Print the data that follows exactly.

-------------------------

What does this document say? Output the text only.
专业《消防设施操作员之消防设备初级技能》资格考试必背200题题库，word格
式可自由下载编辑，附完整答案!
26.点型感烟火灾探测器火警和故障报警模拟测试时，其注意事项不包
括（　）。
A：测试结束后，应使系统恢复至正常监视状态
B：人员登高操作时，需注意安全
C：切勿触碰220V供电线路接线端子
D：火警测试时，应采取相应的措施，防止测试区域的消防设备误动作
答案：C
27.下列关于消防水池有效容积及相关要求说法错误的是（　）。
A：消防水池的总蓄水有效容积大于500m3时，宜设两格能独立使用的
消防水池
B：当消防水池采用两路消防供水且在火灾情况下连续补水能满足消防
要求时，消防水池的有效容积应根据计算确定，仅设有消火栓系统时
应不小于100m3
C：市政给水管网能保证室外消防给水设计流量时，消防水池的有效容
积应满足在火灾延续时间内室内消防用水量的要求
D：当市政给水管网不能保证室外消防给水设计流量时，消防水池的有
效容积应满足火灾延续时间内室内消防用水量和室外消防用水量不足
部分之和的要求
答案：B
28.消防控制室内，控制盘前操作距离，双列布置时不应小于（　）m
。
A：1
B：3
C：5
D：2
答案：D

-------------------------

### Reply:
What does this document say? Output the text only.
专业《消防设施操作员之消防设备初级技能》资格考试必背200题题库，word格
式可自由下载编辑，附完整答案!
26.点型感烟火灾探测器火警和故障报警模拟测试时，其注意事项不包
括（　）。
A：测试结束后，应使系统恢复至正常监视状态
B：人员登高操作时，需注意安全
C：切勿触碰220V供电线路接线端子
D：火警测试时，应采取相应的措施，防止测试区域的消防设备误动作
答案：C
27.下列关于消防水池有效容积及相关要求说法错误的是（　）。
A：消防水池的总蓄水有效容积大于500m3时，宜设两格能独立使用的
消防水池
B：当消防水池采用两路消防供水且在火灾情况下连续补水能满足消防
要求时，消防水池的有效容积应根据计算确定，仅设有消火栓系统时
应不小于100m3
C：市政给水管网能保证室外消防给水设计流量时，消防水池的有效容
积应满足在火灾延续时间内室内消防用水量的要求
D：当市政给水管网不能保证室外消防给水设计流量时，消防水池的有
效容积应满足火灾延续时间内室内消防用水量和室外消防用水量不足
部分之和的要求
答案：B
28.消防控制室内，控制盘前操作距离，双列布置时不应小于（　）m
。
A：1
B：3
C：5
D：2
答案：D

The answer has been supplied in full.